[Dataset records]
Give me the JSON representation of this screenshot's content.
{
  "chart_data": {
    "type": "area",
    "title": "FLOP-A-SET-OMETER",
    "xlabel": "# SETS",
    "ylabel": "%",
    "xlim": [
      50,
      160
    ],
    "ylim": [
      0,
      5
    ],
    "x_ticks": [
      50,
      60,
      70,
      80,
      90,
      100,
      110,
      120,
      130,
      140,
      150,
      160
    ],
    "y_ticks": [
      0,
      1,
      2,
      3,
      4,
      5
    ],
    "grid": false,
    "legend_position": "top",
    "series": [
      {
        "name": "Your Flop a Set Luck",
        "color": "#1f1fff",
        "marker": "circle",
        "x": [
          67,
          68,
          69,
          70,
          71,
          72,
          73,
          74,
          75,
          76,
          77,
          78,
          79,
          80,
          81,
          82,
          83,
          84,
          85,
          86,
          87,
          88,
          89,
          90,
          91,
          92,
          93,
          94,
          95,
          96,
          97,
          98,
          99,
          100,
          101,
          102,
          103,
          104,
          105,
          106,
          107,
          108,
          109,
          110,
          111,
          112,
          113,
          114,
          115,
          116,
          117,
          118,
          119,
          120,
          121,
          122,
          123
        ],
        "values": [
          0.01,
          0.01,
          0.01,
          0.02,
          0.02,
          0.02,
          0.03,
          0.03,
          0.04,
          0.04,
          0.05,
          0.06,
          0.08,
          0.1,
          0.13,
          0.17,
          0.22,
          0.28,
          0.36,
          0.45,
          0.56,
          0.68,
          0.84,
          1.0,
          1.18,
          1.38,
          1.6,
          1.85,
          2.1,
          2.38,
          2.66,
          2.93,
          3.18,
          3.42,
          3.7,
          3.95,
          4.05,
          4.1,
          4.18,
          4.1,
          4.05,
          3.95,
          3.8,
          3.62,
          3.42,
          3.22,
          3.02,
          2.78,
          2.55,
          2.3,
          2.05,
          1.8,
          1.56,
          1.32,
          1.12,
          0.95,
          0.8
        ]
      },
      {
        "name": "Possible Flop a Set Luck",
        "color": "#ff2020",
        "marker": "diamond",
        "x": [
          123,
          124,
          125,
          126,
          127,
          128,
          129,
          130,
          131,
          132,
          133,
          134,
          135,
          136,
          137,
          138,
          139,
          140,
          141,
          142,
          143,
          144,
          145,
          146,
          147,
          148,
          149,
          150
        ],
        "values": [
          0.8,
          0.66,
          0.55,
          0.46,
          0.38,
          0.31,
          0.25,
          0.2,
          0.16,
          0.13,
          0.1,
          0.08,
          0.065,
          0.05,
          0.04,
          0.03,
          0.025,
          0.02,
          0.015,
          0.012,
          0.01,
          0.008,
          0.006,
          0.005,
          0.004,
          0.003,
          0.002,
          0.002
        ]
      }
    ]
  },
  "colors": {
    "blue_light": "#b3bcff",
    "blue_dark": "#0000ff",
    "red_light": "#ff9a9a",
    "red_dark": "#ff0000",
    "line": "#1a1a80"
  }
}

_PROBLEM DETAILS_.
Produce an exact copy of every entry above.

_RESULT OF THIS TASK_.
Give me the JSON representation of this screenshot's content.
{
  "chart_data": {
    "type": "area",
    "title": "FLOP-A-SET-OMETER",
    "xlabel": "# SETS",
    "ylabel": "%",
    "xlim": [
      50,
      160
    ],
    "ylim": [
      0,
      5
    ],
    "x_ticks": [
      50,
      60,
      70,
      80,
      90,
      100,
      110,
      120,
      130,
      140,
      150,
      160
    ],
    "y_ticks": [
      0,
      1,
      2,
      3,
      4,
      5
    ],
    "grid": false,
    "legend_position": "top",
    "series": [
      {
        "name": "Your Flop a Set Luck",
        "color": "#1f1fff",
        "marker": "circle",
        "x": [
          67,
          68,
          69,
          70,
          71,
          72,
          73,
          74,
          75,
          76,
          77,
          78,
          79,
          80,
          81,
          82,
          83,
          84,
          85,
          86,
          87,
          88,
          89,
          90,
          91,
          92,
          93,
          94,
          95,
          96,
          97,
          98,
          99,
          100,
          101,
          102,
          103,
          104,
          105,
          106,
          107,
          108,
          109,
          110,
          111,
          112,
          113,
          114,
          115,
          116,
          117,
          118,
          119,
          120,
          121,
          122,
          123
        ],
        "values": [
          0.01,
          0.01,
          0.01,
          0.02,
          0.02,
          0.02,
          0.03,
          0.03,
          0.04,
          0.04,
          0.05,
          0.06,
          0.08,
          0.1,
          0.13,
          0.17,
          0.22,
          0.28,
          0.36,
          0.45,
          0.56,
          0.68,
          0.84,
          1.0,
          1.18,
          1.38,
          1.6,
          1.85,
          2.1,
          2.38,
          2.66,
          2.93,
          3.18,
          3.42,
          3.7,
          3.95,
          4.05,
          4.1,
          4.18,
          4.1,
          4.05,
          3.95,
          3.8,
          3.62,
          3.42,
          3.22,
          3.02,
          2.78,
          2.55,
          2.3,
          2.05,
          1.8,
          1.56,
          1.32,
          1.12,
          0.95,
          0.8
        ]
      },
      {
        "name": "Possible Flop a Set Luck",
        "color": "#ff2020",
        "marker": "diamond",
        "x": [
          123,
          124,
          125,
          126,
          127,
          128,
          129,
          130,
          131,
          132,
          133,
          134,
          135,
          136,
          137,
          138,
          139,
          140,
          141,
          142,
          143,
          144,
          145,
          146,
          147,
          148,
          149,
          150
        ],
        "values": [
          0.8,
          0.66,
          0.55,
          0.46,
          0.38,
          0.31,
          0.25,
          0.2,
          0.16,
          0.13,
          0.1,
          0.08,
          0.065,
          0.05,
          0.04,
          0.03,
          0.025,
          0.02,
          0.015,
          0.012,
          0.01,
          0.008,
          0.006,
          0.005,
          0.004,
          0.003,
          0.002,
          0.002
        ]
      }
    ]
  },
  "colors": {
    "blue_light": "#b3bcff",
    "blue_dark": "#0000ff",
    "red_light": "#ff9a9a",
    "red_dark": "#ff0000",
    "line": "#1a1a80"
  }
}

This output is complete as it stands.